■ EXTRAIT DE TEXTE ■
"""

CRISPR-Cas9 peut-il provoquer une catastrophe écologique ?

Par Jean-Yves Paillé  |   |  518  mots
L'édition du génome des moustiques est une solution étudiée pour éradiquer des maladies telles que le paludisme. Mais les scientifiques craignent que cette méthode échappe au contrôle et menace la biodiversité.

Alors que les inquiétudes sur l'exploitation des méthodes d'édition du génome (CRISPR-Cas9, notamment) émanaient principalement des scientifiques, la CIA s'est également emparée du sujet. Dans un rapport déclassifié, elle prévient : les techniques de modification des gènes, « peu coûteuses », pourraient être exploitées pour créer « des agents chimiques [et donc servir au bioterrorisme, ndlr] et des changements génétiques héréditaires chez l'homme ». À ces craintes de l'organisme, les scientifiques ajoutent les aléas d'une utilisation maladroite de CRISPR pouvant être à l'origine du développement de graves maladies comme les cancers, ou encore le risque de franchir une barrière éthique avec des modifications de gènes dévolus à des améliorations des caractéristiques de l'homme. Mais ce qui inquiète plus particulièrement les chercheurs, c'est le « forçage » de gènes (gene drive) des moustiques.

« CRISPR modifie de manière efficace les populations de moustiques. Ils vont produire des nucléases en permanence [une enzyme qui catalyse la scission des acides nucléiques, ndlr]. En quelques générations, l'espèce pourra être complètement remplacée par la population modifiée. C'est un sujet brûlant », expose à La Tribune Carine Giovannangeli, directrice adjointe de l'institut Bases moléculaires et structurales du vivant. Pourquoi modifier les gènes des moustiques ? Pour éradiquer des maladies qui font des ravages comme la Dengue, et Zika et surtout le paludisme (429.000 morts par an, selon l'OMS), toutes associées aux moustiques. Et ce, en empêchant l'insecte de diffuser la maladie, en faisant en sorte qu'il n'en soit plus porteur et vecteur.

"""

■ Entrées stockées du jeu de données ■
"""

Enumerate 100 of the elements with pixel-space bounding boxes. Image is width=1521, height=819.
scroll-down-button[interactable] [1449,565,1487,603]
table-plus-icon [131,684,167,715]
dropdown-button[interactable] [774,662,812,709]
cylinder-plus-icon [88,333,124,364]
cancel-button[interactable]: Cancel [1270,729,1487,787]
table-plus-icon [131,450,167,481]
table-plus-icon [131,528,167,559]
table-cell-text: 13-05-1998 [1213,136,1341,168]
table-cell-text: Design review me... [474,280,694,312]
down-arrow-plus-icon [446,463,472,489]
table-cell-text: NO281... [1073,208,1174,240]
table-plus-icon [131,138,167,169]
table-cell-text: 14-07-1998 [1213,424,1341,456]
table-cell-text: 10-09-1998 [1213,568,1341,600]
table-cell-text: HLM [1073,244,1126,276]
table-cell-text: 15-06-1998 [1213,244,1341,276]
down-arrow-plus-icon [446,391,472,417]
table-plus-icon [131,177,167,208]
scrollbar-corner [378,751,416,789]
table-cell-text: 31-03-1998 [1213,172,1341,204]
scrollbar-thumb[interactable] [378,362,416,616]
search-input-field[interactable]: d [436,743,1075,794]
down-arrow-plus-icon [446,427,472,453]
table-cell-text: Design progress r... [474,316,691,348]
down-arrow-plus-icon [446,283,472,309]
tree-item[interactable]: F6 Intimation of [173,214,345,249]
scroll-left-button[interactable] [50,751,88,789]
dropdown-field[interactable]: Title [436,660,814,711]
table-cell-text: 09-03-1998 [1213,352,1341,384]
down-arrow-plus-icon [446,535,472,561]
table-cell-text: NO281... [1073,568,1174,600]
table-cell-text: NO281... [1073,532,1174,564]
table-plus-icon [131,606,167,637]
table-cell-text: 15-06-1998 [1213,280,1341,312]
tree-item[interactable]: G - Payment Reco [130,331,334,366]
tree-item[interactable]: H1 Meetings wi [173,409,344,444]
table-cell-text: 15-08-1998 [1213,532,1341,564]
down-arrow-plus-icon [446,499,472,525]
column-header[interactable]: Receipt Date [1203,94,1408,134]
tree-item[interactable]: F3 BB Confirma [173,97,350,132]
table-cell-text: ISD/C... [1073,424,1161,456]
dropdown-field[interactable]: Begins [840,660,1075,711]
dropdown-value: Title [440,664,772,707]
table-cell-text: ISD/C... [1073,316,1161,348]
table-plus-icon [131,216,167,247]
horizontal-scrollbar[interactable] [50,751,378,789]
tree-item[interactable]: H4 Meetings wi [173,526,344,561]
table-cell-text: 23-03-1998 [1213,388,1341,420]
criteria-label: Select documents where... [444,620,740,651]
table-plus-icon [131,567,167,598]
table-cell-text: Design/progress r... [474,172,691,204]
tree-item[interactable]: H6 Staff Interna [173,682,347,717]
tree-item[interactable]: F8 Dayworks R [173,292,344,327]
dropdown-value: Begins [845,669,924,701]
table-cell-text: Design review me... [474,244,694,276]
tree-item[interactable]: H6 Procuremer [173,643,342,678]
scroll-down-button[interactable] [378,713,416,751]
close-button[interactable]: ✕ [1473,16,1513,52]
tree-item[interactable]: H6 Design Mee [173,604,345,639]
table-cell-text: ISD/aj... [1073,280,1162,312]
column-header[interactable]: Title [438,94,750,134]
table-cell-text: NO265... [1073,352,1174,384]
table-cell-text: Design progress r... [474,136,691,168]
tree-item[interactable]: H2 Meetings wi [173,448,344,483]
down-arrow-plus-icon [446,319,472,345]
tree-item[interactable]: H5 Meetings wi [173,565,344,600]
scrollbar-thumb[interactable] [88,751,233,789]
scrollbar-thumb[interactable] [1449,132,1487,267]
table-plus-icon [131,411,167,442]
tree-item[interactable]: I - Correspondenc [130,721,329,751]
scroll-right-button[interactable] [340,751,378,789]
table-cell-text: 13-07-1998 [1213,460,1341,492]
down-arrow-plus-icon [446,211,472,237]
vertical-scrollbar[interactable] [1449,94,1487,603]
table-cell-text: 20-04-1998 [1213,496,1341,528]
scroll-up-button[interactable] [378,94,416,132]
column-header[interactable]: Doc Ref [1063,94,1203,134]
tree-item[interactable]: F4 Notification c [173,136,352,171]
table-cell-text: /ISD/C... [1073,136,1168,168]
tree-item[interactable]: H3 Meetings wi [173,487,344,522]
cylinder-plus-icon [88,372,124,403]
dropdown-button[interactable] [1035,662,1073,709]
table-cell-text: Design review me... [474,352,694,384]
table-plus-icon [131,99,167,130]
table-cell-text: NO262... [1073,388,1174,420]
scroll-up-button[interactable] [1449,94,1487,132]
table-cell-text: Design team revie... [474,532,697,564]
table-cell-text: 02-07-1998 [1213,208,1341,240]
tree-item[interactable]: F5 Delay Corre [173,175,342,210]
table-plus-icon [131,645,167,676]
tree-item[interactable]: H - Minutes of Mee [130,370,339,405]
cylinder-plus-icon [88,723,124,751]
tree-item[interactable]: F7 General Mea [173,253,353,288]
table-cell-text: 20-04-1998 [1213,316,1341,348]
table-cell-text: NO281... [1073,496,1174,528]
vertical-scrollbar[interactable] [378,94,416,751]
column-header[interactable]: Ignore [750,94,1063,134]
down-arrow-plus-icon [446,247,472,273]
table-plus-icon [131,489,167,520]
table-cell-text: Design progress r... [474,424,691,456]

"""

■ CONSIGNE 1 ■
D'après l'article sur CRISPR-Cas9 et les moustiques, combien de morts par an le paludisme fait-il selon l'OMS ?
■ CONSIGNE 2 ■
Reprenez l'article sur CRISPR-Cas9 et les moustiques à la suite de sa dernière phrase.

■ RÉPONSE 1 ■
429 000 morts par an.

■ RÉPONSE 2 ■
Une nécessaire analyse d'impact

« Il y a un risque de perte du contrôle », renchérit Hervé Chneiweiss à la tête du comité d'éthique de l'Inserm, sollicité par La Tribune. Pour le scientifique, il faudra répondre à une question primordiale avant d'utiliser CRISPR sur des moustiques : « Que pourrions-nous faire pour arrêter une réaction en chaîne dans la nature, si on se rendait compte qu'il y avait des effets négatifs. Il y a une analyse d'impact à faire. L'éradication de populations de moustiques pourrait perturber la biodiversité et bouleverser la chaîne alimentaire », avance-t-il.

Si l'on imagine un scénario catastrophe, les gènes modifiés du moustique pourraient être transmis à des insectes voisins et donc stériliser des espèces vitales pour l'homme, comme les abeilles.

À ce jour, CRISPR n'est pas utilisé contre les moustiques vecteurs de maladies, mais fait l'objet de nombreuses publications scientifiques. La panique n'est pas encore de mise. Elle pourrait pourtant l'être dans cinq à dix ans, craint le scientifique. Aujourd'hui, il existe des tests de moustiques transgéniques, mais ils visent à réguler une partie de la population. La stratégie de la société Oxitec est de libérer moustiques stériles dans la faune pour diminuer la population : des accouplements se feront ainsi avec des insectes stériles empêchant la reproduction. Mais ces insectes stériles meurent rapidement, il faut donc en relâcher régulièrement pour continuer à faire diminuer la population.